BEGIN DATA SECTION

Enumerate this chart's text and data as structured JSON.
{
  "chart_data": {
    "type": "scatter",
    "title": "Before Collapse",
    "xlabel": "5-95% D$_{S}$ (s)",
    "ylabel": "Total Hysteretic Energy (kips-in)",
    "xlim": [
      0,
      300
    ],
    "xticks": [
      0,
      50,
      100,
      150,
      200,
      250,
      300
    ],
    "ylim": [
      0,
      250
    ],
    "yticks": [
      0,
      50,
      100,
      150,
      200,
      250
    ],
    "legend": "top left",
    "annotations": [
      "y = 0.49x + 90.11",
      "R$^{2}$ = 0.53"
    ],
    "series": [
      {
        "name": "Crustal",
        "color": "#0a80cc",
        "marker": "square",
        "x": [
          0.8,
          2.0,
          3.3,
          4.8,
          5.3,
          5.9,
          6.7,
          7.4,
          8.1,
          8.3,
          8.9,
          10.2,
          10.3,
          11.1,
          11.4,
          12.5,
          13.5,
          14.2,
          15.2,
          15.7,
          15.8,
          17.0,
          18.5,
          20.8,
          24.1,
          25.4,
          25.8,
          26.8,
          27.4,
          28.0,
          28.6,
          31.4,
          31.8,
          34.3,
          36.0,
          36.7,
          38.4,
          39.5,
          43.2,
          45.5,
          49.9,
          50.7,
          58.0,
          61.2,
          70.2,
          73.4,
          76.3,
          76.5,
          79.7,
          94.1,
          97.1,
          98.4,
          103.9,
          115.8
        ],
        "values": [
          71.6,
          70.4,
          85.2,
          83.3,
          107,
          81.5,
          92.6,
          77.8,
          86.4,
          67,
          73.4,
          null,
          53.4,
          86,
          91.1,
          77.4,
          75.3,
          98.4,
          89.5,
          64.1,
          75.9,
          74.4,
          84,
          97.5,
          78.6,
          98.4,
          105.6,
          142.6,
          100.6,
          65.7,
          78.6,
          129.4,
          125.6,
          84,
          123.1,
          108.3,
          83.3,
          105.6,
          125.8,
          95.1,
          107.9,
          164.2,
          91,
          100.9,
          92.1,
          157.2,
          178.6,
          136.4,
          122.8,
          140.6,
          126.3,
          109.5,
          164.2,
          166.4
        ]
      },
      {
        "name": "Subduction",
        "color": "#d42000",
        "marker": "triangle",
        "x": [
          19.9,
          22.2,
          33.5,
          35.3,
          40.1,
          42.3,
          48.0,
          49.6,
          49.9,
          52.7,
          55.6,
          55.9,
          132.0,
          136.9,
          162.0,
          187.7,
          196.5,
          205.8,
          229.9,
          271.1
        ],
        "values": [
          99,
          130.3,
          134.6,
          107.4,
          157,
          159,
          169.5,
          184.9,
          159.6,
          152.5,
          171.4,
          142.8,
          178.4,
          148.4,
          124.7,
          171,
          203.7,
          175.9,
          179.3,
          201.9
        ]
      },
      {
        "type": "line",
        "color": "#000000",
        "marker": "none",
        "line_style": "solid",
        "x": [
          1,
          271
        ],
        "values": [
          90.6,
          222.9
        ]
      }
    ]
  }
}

END DATA SECTION

From the listing above, collect each line in which the string "marker" appears.

        "marker": "square",
        "marker": "triangle",
        "marker": "none",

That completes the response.